● Stated exercise
Pull out each line of the records below that contains the string "field", and copy those lines. Matching is case-sensitive.
((
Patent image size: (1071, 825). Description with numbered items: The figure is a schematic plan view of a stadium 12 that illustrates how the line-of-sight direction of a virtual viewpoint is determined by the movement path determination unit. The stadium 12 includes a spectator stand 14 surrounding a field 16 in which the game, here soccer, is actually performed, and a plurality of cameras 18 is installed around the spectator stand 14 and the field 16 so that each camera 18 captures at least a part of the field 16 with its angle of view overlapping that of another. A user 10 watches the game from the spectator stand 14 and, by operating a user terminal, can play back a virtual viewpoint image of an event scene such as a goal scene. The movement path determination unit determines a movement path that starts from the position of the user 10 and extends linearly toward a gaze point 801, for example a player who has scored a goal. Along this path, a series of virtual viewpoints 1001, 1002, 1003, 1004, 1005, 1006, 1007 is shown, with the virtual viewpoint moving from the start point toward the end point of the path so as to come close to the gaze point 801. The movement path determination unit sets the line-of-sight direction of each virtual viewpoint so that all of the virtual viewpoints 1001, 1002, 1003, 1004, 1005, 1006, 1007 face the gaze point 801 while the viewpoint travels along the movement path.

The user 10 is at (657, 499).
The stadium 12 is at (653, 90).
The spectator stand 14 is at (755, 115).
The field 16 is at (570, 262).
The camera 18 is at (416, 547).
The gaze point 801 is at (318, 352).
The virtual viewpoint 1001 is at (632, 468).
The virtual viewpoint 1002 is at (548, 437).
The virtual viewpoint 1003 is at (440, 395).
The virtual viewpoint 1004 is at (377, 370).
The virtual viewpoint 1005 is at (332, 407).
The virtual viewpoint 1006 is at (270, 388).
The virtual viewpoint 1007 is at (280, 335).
))
● Result of this exercise
Patent image size: (1071, 825). Description with numbered items: The figure is a schematic plan view of a stadium 12 that illustrates how the line-of-sight direction of a virtual viewpoint is determined by the movement path determination unit. The stadium 12 includes a spectator stand 14 surrounding a field 16 in which the game, here soccer, is actually performed, and a plurality of cameras 18 is installed around the spectator stand 14 and the field 16 so that each camera 18 captures at least a part of the field 16 with its angle of view overlapping that of another. A user 10 watches the game from the spectator stand 14 and, by operating a user terminal, can play back a virtual viewpoint image of an event scene such as a goal scene. The movement path determination unit determines a movement path that starts from the position of the user 10 and extends linearly toward a gaze point 801, for example a player who has scored a goal. Along this path, a series of virtual viewpoints 1001, 1002, 1003, 1004, 1005, 1006, 1007 is shown, with the virtual viewpoint moving from the start point toward the end point of the path so as to come close to the gaze point 801. The movement path determination unit sets the line-of-sight direction of each virtual viewpoint so that all of the virtual viewpoints 1001, 1002, 1003, 1004, 1005, 1006, 1007 face the gaze point 801 while the viewpoint travels along the movement path.
The field 16 is at (570, 262).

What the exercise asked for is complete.